**Exercise task**
How many lines in the entries below contain "Polimer"? Answer with the number only.

>>>>

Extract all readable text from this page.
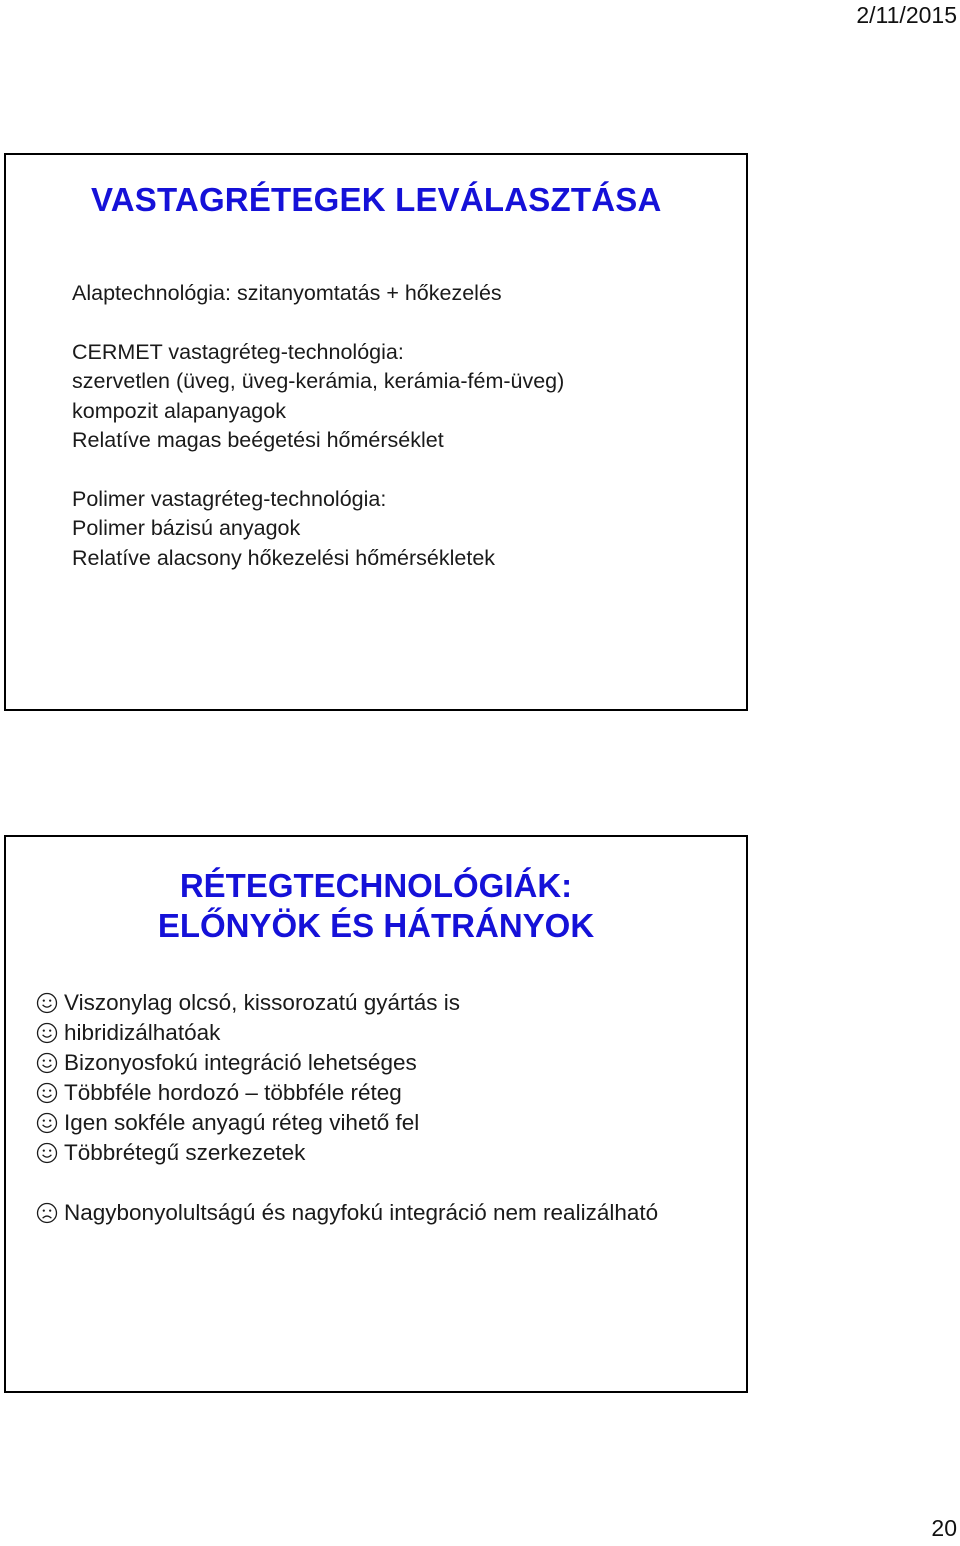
2/11/2015
VASTAGRÉTEGEK LEVÁLASZTÁSA

Alaptechnológia: szitanyomtatás + hőkezelés

CERMET vastagréteg-technológia:
szervetlen (üveg, üveg-kerámia, kerámia-fém-üveg)
kompozit alapanyagok
Relatíve magas beégetési hőmérséklet

Polimer vastagréteg-technológia:
Polimer bázisú anyagok
Relatíve alacsony hőkezelési hőmérsékletek

RÉTEGTECHNOLÓGIÁK:
ELŐNYÖK ÉS HÁTRÁNYOK
Viszonylag olcsó, kissorozatú gyártás is
hibridizálhatóak
Bizonyosfokú integráció lehetséges
Többféle hordozó – többféle réteg
Igen sokféle anyagú réteg vihető fel
Többrétegű szerkezetek
Nagybonyolultságú és nagyfokú integráció nem realizálható
20
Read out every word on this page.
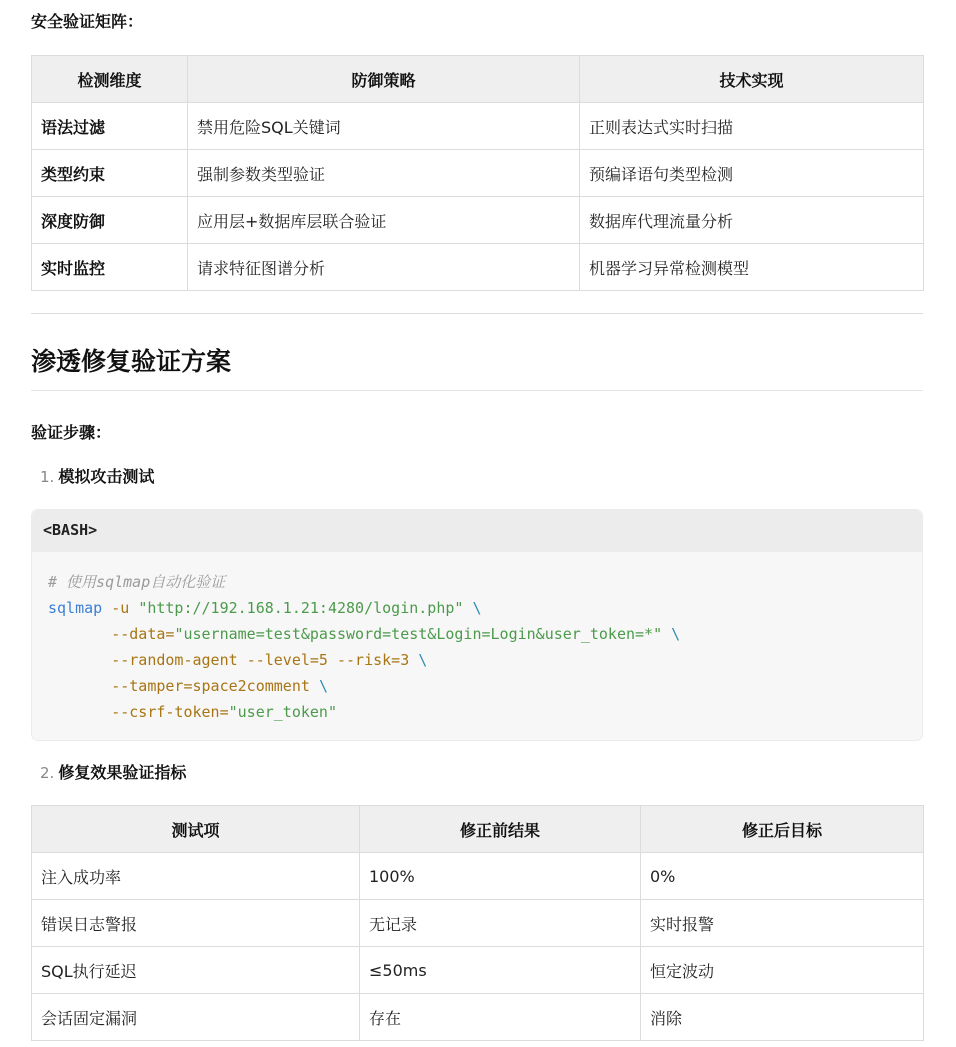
安全验证矩阵：
检测维度	防御策略	技术实现
语法过滤	禁用危险SQL关键词	正则表达式实时扫描
类型约束	强制参数类型验证	预编译语句类型检测
深度防御	应用层+数据库层联合验证	数据库代理流量分析
实时监控	请求特征图谱分析	机器学习异常检测模型
渗透修复验证方案
验证步骤：
1. 模拟攻击测试
<BASH>
# 使用sqlmap自动化验证
sqlmap -u "http://192.168.1.21:4280/login.php" \
--data="username=test&password=test&Login=Login&user_token=*" \
--random-agent --level=5 --risk=3 \
--tamper=space2comment \
--csrf-token="user_token"
2. 修复效果验证指标
测试项	修正前结果	修正后目标
注入成功率	100%	0%
错误日志警报	无记录	实时报警
SQL执行延迟	≤50ms	恒定波动
会话固定漏洞	存在	消除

<<<<

**Complete output**
2